▶ **WRITTEN REQUEST**: Recast every line of the material below as a numbered list, omitting any blank lines.

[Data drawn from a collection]
>> Start
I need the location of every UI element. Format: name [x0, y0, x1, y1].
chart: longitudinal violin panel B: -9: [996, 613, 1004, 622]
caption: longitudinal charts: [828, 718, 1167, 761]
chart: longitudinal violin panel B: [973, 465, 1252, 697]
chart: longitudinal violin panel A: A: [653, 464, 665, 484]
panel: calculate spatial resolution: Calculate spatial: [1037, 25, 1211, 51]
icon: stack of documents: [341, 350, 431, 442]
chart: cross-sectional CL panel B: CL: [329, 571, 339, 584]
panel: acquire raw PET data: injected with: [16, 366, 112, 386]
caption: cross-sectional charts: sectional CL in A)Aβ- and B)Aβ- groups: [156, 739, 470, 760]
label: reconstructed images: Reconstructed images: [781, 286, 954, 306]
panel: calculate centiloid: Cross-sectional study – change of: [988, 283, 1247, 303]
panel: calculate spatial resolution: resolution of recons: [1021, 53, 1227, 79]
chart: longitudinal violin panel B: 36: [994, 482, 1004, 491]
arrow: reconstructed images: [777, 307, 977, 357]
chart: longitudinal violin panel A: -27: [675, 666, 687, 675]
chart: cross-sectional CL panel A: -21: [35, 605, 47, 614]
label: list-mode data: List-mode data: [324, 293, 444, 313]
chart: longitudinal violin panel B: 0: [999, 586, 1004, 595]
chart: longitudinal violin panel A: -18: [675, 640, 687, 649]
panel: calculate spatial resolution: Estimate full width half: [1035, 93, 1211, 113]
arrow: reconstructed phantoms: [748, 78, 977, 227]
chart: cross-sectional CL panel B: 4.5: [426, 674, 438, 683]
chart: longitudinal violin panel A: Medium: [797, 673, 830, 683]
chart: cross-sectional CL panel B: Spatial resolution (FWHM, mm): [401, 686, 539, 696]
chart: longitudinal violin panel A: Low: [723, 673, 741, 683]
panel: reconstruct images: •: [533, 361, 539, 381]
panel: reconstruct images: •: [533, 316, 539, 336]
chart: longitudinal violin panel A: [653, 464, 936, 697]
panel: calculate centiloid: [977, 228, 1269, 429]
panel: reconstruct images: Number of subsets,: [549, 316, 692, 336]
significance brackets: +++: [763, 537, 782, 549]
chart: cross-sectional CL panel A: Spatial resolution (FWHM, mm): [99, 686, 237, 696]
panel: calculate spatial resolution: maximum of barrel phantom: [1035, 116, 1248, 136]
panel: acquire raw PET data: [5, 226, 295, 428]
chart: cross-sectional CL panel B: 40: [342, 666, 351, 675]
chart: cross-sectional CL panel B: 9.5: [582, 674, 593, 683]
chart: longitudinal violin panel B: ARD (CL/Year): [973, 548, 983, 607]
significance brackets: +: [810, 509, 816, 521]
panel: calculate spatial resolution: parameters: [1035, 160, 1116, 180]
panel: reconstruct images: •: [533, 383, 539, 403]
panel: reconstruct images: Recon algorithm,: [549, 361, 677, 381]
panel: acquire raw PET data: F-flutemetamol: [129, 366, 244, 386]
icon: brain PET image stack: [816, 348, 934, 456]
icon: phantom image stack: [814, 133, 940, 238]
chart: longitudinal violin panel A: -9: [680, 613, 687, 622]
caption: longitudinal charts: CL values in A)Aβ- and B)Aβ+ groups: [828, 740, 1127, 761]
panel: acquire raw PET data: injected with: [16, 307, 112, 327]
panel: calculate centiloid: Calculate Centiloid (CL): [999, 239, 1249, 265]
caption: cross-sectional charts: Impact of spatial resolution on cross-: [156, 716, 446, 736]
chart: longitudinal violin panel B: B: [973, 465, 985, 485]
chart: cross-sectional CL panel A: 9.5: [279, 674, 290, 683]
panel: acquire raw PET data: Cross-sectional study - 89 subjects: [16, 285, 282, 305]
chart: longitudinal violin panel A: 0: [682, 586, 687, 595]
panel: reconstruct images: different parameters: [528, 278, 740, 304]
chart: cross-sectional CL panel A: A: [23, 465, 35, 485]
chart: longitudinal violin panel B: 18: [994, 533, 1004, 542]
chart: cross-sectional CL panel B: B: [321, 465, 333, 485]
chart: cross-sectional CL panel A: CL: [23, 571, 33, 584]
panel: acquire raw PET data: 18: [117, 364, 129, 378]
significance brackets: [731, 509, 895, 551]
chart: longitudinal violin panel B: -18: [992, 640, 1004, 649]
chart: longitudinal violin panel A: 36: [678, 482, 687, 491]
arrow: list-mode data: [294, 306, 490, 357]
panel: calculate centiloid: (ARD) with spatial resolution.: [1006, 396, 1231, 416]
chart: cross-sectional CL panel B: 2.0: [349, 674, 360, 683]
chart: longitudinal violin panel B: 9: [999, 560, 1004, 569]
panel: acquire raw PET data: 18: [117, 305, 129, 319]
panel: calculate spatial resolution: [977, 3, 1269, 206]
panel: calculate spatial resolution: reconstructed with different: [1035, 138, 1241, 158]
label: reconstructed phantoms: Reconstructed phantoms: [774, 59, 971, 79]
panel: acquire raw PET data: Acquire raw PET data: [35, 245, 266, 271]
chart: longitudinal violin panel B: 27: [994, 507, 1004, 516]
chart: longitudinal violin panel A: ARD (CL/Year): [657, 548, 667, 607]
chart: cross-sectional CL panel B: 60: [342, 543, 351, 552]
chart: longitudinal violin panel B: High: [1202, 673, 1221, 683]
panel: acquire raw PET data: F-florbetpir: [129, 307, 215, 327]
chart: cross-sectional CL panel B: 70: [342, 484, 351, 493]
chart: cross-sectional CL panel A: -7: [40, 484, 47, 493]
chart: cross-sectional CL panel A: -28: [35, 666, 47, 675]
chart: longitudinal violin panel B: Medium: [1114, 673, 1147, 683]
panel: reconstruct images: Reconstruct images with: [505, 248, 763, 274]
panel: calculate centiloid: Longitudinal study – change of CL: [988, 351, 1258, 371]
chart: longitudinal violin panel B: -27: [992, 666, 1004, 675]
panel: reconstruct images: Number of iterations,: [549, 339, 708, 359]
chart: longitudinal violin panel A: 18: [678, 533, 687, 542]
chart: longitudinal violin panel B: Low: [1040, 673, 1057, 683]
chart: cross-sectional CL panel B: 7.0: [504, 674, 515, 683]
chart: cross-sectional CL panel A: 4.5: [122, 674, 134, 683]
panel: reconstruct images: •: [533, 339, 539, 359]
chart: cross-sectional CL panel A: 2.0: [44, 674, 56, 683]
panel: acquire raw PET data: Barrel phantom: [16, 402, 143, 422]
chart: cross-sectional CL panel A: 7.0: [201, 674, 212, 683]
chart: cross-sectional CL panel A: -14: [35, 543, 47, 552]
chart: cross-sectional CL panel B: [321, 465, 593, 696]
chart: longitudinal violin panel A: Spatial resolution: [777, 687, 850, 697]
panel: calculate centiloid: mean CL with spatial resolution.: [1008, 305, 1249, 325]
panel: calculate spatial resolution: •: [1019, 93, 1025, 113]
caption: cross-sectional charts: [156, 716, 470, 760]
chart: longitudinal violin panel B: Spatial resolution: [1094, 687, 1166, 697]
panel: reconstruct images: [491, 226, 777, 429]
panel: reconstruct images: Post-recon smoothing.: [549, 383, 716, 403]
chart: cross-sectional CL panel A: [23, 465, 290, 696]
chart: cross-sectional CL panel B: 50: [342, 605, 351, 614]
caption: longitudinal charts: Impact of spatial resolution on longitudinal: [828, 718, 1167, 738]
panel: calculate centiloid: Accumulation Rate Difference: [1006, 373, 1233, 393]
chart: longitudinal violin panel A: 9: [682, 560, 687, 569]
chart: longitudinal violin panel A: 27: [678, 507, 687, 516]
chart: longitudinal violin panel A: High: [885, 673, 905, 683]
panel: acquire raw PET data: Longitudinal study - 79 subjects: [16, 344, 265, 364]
>> End
▶ **THE COMPLETED TASK**:
1. I need the location of every UI element. Format: name [x0, y0, x1, y1].
2. chart: longitudinal violin panel B: -9: [996, 613, 1004, 622]
3. caption: longitudinal charts: [828, 718, 1167, 761]
4. chart: longitudinal violin panel B: [973, 465, 1252, 697]
5. chart: longitudinal violin panel A: A: [653, 464, 665, 484]
6. panel: calculate spatial resolution: Calculate spatial: [1037, 25, 1211, 51]
7. icon: stack of documents: [341, 350, 431, 442]
8. chart: cross-sectional CL panel B: CL: [329, 571, 339, 584]
9. panel: acquire raw PET data: injected with: [16, 366, 112, 386]
10. caption: cross-sectional charts: sectional CL in A)Aβ- and B)Aβ- groups: [156, 739, 470, 760]
11. label: reconstructed images: Reconstructed images: [781, 286, 954, 306]
12. panel: calculate centiloid: Cross-sectional study – change of: [988, 283, 1247, 303]
13. panel: calculate spatial resolution: resolution of recons: [1021, 53, 1227, 79]
14. chart: longitudinal violin panel B: 36: [994, 482, 1004, 491]
15. arrow: reconstructed images: [777, 307, 977, 357]
16. chart: longitudinal violin panel A: -27: [675, 666, 687, 675]
17. chart: cross-sectional CL panel A: -21: [35, 605, 47, 614]
18. label: list-mode data: List-mode data: [324, 293, 444, 313]
19. chart: longitudinal violin panel B: 0: [999, 586, 1004, 595]
20. chart: longitudinal violin panel A: -18: [675, 640, 687, 649]
21. panel: calculate spatial resolution: Estimate full width half: [1035, 93, 1211, 113]
22. arrow: reconstructed phantoms: [748, 78, 977, 227]
23. chart: cross-sectional CL panel B: 4.5: [426, 674, 438, 683]
24. chart: longitudinal violin panel A: Medium: [797, 673, 830, 683]
25. chart: cross-sectional CL panel B: Spatial resolution (FWHM, mm): [401, 686, 539, 696]
26. chart: longitudinal violin panel A: Low: [723, 673, 741, 683]
27. panel: reconstruct images: •: [533, 361, 539, 381]
28. panel: reconstruct images: •: [533, 316, 539, 336]
29. chart: longitudinal violin panel A: [653, 464, 936, 697]
30. panel: calculate centiloid: [977, 228, 1269, 429]
31. panel: reconstruct images: Number of subsets,: [549, 316, 692, 336]
32. significance brackets: +++: [763, 537, 782, 549]
33. chart: cross-sectional CL panel A: Spatial resolution (FWHM, mm): [99, 686, 237, 696]
34. panel: calculate spatial resolution: maximum of barrel phantom: [1035, 116, 1248, 136]
35. panel: acquire raw PET data: [5, 226, 295, 428]
36. chart: cross-sectional CL panel B: 40: [342, 666, 351, 675]
37. chart: cross-sectional CL panel B: 9.5: [582, 674, 593, 683]
38. chart: longitudinal violin panel B: ARD (CL/Year): [973, 548, 983, 607]
39. significance brackets: +: [810, 509, 816, 521]
40. panel: calculate spatial resolution: parameters: [1035, 160, 1116, 180]
41. panel: reconstruct images: •: [533, 383, 539, 403]
42. panel: reconstruct images: Recon algorithm,: [549, 361, 677, 381]
43. panel: acquire raw PET data: F-flutemetamol: [129, 366, 244, 386]
44. icon: brain PET image stack: [816, 348, 934, 456]
45. icon: phantom image stack: [814, 133, 940, 238]
46. chart: longitudinal violin panel A: -9: [680, 613, 687, 622]
47. caption: longitudinal charts: CL values in A)Aβ- and B)Aβ+ groups: [828, 740, 1127, 761]
48. panel: acquire raw PET data: injected with: [16, 307, 112, 327]
49. panel: calculate centiloid: Calculate Centiloid (CL): [999, 239, 1249, 265]
50. caption: cross-sectional charts: Impact of spatial resolution on cross-: [156, 716, 446, 736]
51. chart: longitudinal violin panel B: B: [973, 465, 985, 485]
52. chart: cross-sectional CL panel A: 9.5: [279, 674, 290, 683]
53. panel: acquire raw PET data: Cross-sectional study - 89 subjects: [16, 285, 282, 305]
54. chart: longitudinal violin panel A: 0: [682, 586, 687, 595]
55. panel: reconstruct images: different parameters: [528, 278, 740, 304]
56. chart: cross-sectional CL panel A: A: [23, 465, 35, 485]
57. chart: longitudinal violin panel B: 18: [994, 533, 1004, 542]
58. chart: cross-sectional CL panel B: B: [321, 465, 333, 485]
59. chart: cross-sectional CL panel A: CL: [23, 571, 33, 584]
60. panel: acquire raw PET data: 18: [117, 364, 129, 378]
61. significance brackets: [731, 509, 895, 551]
62. chart: longitudinal violin panel B: -18: [992, 640, 1004, 649]
63. chart: longitudinal violin panel A: 36: [678, 482, 687, 491]
64. arrow: list-mode data: [294, 306, 490, 357]
65. panel: calculate centiloid: (ARD) with spatial resolution.: [1006, 396, 1231, 416]
66. chart: cross-sectional CL panel B: 2.0: [349, 674, 360, 683]
67. chart: longitudinal violin panel B: 9: [999, 560, 1004, 569]
68. panel: acquire raw PET data: 18: [117, 305, 129, 319]
69. panel: calculate spatial resolution: [977, 3, 1269, 206]
70. panel: calculate spatial resolution: reconstructed with different: [1035, 138, 1241, 158]
71. label: reconstructed phantoms: Reconstructed phantoms: [774, 59, 971, 79]
72. panel: acquire raw PET data: Acquire raw PET data: [35, 245, 266, 271]
73. chart: longitudinal violin panel B: 27: [994, 507, 1004, 516]
74. chart: longitudinal violin panel A: ARD (CL/Year): [657, 548, 667, 607]
75. chart: cross-sectional CL panel B: 60: [342, 543, 351, 552]
76. chart: longitudinal violin panel B: High: [1202, 673, 1221, 683]
77. panel: acquire raw PET data: F-florbetpir: [129, 307, 215, 327]
78. chart: cross-sectional CL panel B: 70: [342, 484, 351, 493]
79. chart: cross-sectional CL panel A: -7: [40, 484, 47, 493]
80. chart: cross-sectional CL panel A: -28: [35, 666, 47, 675]
81. chart: longitudinal violin panel B: Medium: [1114, 673, 1147, 683]
82. panel: reconstruct images: Reconstruct images with: [505, 248, 763, 274]
83. panel: calculate centiloid: Longitudinal study – change of CL: [988, 351, 1258, 371]
84. chart: longitudinal violin panel B: -27: [992, 666, 1004, 675]
85. panel: reconstruct images: Number of iterations,: [549, 339, 708, 359]
86. chart: longitudinal violin panel A: 18: [678, 533, 687, 542]
87. chart: longitudinal violin panel B: Low: [1040, 673, 1057, 683]
88. chart: cross-sectional CL panel B: 7.0: [504, 674, 515, 683]
89. chart: cross-sectional CL panel A: 4.5: [122, 674, 134, 683]
90. panel: reconstruct images: •: [533, 339, 539, 359]
91. chart: cross-sectional CL panel A: 2.0: [44, 674, 56, 683]
92. panel: acquire raw PET data: Barrel phantom: [16, 402, 143, 422]
93. chart: cross-sectional CL panel A: 7.0: [201, 674, 212, 683]
94. chart: cross-sectional CL panel A: -14: [35, 543, 47, 552]
95. chart: cross-sectional CL panel B: [321, 465, 593, 696]
96. chart: longitudinal violin panel A: Spatial resolution: [777, 687, 850, 697]
97. panel: calculate centiloid: mean CL with spatial resolution.: [1008, 305, 1249, 325]
98. panel: calculate spatial resolution: •: [1019, 93, 1025, 113]
99. caption: cross-sectional charts: [156, 716, 470, 760]
100. chart: longitudinal violin panel B: Spatial resolution: [1094, 687, 1166, 697]
101. panel: reconstruct images: [491, 226, 777, 429]
102. panel: reconstruct images: Post-recon smoothing.: [549, 383, 716, 403]
103. chart: cross-sectional CL panel A: [23, 465, 290, 696]
104. chart: cross-sectional CL panel B: 50: [342, 605, 351, 614]
105. caption: longitudinal charts: Impact of spatial resolution on longitudinal: [828, 718, 1167, 738]
106. panel: calculate centiloid: Accumulation Rate Difference: [1006, 373, 1233, 393]
107. chart: longitudinal violin panel A: 9: [682, 560, 687, 569]
108. chart: longitudinal violin panel A: 27: [678, 507, 687, 516]
109. chart: longitudinal violin panel A: High: [885, 673, 905, 683]
110. panel: acquire raw PET data: Longitudinal study - 79 subjects: [16, 344, 265, 364]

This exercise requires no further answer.